Dataset records:
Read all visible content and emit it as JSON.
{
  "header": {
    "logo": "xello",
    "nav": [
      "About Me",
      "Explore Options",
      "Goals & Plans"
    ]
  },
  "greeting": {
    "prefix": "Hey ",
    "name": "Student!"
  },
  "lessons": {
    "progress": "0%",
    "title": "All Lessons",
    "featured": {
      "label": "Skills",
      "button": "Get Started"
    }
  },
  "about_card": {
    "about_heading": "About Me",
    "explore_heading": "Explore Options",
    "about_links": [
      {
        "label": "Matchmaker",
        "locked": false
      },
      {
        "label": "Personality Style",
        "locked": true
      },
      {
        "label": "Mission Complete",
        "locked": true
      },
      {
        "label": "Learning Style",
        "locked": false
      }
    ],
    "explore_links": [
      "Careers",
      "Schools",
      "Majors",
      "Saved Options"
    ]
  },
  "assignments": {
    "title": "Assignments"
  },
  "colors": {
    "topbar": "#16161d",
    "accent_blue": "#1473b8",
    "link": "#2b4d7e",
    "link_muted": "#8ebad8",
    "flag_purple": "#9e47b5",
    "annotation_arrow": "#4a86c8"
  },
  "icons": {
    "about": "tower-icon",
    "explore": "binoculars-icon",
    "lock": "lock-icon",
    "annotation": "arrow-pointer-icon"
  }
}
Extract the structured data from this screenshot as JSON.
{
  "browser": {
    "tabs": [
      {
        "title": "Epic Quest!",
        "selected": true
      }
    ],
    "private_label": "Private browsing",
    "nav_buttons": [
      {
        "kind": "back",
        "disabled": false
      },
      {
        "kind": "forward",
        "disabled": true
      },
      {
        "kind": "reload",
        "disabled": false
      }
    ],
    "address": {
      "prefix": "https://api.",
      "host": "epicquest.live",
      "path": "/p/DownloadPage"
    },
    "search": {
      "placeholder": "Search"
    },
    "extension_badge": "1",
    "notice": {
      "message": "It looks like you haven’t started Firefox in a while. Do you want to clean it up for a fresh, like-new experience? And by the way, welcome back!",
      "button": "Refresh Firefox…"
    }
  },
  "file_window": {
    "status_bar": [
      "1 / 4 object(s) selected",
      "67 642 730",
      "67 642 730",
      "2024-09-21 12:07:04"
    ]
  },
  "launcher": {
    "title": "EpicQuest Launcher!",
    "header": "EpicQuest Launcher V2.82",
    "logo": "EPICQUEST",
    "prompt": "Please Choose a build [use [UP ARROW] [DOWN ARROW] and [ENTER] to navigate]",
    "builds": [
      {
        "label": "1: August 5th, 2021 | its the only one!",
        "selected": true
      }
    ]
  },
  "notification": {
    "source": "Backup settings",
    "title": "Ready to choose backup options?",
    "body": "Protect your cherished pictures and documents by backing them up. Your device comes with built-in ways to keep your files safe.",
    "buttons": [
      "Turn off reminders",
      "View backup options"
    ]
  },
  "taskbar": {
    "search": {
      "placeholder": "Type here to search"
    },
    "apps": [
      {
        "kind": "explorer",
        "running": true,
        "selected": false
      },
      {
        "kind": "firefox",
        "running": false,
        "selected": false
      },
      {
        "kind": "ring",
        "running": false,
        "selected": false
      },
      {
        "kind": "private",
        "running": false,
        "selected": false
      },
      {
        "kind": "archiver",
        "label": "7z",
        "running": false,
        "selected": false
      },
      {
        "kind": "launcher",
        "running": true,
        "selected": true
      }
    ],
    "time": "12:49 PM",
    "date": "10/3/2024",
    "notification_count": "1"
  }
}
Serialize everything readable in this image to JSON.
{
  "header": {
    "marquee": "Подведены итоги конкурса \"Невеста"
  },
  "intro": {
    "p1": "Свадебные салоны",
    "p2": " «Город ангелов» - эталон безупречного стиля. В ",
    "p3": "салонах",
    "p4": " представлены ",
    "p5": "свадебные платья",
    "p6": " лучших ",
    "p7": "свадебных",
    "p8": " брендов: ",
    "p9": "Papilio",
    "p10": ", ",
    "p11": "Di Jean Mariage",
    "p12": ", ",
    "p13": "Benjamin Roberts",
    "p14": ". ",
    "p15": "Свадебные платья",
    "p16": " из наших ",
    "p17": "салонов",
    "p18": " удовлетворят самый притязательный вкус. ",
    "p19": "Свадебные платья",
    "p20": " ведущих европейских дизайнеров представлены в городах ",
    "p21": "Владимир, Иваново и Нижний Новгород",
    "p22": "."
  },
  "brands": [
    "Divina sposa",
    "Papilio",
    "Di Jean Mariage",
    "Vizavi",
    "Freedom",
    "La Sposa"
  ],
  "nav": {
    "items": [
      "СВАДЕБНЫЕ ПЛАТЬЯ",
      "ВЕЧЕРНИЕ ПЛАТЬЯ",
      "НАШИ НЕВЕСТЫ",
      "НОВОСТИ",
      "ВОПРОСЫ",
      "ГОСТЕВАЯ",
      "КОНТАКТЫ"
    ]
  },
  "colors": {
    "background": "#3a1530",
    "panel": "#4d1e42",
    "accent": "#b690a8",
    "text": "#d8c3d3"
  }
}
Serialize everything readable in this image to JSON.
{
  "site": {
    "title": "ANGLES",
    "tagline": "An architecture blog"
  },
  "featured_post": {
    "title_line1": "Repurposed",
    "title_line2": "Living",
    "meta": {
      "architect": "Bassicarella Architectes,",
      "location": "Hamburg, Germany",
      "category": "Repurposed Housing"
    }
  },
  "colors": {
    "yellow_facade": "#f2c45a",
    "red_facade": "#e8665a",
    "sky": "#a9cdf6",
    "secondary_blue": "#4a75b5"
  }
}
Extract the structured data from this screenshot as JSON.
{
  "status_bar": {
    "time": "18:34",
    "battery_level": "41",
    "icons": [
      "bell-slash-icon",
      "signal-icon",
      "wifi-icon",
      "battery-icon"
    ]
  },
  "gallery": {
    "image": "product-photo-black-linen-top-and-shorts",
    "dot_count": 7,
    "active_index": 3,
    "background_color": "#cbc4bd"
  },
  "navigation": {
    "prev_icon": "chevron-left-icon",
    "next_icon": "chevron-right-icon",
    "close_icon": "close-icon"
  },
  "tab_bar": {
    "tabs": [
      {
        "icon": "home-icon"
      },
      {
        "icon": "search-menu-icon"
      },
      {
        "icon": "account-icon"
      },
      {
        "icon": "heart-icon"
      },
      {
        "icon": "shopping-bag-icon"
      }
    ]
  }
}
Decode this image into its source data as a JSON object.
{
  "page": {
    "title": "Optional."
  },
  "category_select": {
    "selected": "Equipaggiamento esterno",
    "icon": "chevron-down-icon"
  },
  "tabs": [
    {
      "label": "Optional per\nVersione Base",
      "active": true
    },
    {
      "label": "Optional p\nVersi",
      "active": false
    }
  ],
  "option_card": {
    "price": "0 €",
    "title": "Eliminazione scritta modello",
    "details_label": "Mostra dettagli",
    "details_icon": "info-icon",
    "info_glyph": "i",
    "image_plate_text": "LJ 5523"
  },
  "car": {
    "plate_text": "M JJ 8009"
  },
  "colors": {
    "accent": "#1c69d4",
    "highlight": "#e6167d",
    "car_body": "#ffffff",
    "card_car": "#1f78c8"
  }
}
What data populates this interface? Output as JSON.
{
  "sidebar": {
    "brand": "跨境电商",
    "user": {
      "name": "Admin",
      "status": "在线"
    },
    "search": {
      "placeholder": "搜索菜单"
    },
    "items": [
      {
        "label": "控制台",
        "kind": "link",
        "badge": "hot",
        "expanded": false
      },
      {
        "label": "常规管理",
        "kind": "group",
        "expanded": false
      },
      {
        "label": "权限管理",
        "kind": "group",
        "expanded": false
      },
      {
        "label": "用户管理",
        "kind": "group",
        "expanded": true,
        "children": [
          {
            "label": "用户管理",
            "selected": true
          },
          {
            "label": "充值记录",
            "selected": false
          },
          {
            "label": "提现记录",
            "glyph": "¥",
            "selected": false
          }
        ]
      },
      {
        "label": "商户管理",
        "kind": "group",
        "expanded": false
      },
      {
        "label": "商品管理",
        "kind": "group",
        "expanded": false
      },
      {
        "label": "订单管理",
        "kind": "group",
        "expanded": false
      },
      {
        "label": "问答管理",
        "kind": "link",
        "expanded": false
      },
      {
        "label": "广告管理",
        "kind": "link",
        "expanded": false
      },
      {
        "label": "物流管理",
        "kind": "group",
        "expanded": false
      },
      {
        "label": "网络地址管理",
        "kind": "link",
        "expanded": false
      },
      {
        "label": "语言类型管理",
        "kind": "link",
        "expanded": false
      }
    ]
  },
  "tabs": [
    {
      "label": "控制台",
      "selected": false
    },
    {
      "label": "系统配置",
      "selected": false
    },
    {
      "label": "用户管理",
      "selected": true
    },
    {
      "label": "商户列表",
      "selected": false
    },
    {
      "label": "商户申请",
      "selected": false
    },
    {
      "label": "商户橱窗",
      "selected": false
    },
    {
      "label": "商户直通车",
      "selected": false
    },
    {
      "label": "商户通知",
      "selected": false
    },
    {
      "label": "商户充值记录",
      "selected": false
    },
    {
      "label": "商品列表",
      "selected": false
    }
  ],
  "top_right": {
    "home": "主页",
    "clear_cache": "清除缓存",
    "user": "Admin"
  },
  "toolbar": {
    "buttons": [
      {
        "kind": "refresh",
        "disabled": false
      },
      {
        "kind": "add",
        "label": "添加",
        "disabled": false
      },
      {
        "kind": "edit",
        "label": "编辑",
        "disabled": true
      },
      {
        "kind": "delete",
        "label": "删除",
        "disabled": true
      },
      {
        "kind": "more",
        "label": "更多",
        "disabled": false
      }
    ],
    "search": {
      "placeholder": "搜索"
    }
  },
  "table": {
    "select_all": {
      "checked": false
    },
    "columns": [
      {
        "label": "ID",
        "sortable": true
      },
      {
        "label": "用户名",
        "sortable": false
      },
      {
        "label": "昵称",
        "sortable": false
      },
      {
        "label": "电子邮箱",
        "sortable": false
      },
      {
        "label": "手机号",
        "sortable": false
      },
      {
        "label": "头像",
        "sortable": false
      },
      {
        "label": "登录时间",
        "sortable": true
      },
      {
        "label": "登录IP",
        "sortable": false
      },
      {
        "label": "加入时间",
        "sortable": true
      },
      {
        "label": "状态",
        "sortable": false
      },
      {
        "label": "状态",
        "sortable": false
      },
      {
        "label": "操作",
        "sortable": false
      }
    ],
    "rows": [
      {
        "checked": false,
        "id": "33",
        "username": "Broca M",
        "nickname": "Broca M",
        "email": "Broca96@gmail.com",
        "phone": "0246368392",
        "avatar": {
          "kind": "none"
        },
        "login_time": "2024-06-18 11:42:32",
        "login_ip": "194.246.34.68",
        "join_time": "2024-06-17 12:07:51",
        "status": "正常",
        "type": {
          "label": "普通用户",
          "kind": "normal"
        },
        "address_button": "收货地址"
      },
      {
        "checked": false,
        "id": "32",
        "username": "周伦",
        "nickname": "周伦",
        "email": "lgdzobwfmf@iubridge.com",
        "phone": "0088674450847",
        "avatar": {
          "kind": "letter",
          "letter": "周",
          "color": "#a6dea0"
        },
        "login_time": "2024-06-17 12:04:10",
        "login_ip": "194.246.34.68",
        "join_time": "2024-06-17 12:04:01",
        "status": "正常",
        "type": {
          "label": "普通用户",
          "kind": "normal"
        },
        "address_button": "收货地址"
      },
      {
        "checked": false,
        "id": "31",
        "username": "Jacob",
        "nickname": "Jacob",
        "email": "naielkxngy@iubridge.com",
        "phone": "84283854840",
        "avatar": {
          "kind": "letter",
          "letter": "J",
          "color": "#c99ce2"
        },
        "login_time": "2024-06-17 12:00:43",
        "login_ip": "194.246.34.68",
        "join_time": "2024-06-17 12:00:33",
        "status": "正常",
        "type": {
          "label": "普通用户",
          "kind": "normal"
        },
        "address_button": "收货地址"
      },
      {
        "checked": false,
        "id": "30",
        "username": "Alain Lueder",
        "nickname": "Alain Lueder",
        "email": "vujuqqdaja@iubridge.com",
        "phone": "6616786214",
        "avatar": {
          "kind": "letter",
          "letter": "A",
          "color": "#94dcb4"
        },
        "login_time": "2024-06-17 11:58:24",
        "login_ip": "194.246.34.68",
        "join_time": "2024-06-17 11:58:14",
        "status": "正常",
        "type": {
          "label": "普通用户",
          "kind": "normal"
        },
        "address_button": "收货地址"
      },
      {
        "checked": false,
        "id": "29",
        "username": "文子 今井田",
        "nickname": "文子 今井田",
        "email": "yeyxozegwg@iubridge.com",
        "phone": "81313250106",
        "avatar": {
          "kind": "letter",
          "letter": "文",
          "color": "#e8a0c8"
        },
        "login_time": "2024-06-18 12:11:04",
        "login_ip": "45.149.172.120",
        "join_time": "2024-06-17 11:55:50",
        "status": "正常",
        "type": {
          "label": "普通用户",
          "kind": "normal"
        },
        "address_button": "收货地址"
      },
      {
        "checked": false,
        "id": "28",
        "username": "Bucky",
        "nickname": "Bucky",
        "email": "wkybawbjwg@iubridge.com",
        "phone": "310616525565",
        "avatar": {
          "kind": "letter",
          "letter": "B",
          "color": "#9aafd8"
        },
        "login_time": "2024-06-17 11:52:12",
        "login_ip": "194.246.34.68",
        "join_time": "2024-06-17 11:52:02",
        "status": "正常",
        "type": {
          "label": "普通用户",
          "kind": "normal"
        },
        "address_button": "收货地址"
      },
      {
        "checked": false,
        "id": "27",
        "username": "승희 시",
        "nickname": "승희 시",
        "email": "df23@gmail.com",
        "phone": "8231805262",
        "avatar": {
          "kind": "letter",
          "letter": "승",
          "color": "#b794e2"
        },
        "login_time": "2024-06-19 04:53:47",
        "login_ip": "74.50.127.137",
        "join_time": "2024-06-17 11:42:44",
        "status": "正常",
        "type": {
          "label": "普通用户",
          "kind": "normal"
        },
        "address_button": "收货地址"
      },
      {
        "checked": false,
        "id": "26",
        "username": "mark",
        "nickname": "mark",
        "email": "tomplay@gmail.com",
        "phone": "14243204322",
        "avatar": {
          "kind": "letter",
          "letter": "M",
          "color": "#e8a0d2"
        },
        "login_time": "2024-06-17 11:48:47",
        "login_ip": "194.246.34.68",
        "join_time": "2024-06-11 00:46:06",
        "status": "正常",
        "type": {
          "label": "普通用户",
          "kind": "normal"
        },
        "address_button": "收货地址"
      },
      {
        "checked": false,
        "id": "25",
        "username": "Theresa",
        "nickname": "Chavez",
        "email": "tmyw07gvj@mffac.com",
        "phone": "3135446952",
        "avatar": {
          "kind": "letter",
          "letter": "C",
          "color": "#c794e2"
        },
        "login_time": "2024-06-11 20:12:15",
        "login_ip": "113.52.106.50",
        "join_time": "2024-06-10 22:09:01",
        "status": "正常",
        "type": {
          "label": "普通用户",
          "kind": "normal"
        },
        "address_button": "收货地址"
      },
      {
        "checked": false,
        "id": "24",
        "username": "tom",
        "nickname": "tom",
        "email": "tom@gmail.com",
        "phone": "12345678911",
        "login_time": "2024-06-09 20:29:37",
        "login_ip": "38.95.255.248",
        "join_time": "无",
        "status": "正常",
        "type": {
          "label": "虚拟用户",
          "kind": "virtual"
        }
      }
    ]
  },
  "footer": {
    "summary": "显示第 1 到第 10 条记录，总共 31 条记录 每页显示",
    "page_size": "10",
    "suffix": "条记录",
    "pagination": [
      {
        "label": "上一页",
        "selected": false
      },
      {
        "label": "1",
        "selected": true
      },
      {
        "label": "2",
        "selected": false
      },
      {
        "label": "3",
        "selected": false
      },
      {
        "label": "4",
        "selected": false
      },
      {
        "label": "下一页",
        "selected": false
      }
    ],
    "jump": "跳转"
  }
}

**What you are asked to do**:
Check the records above line by line and tally those holding the string "chevron". Answer with the number only.

**Result**:
3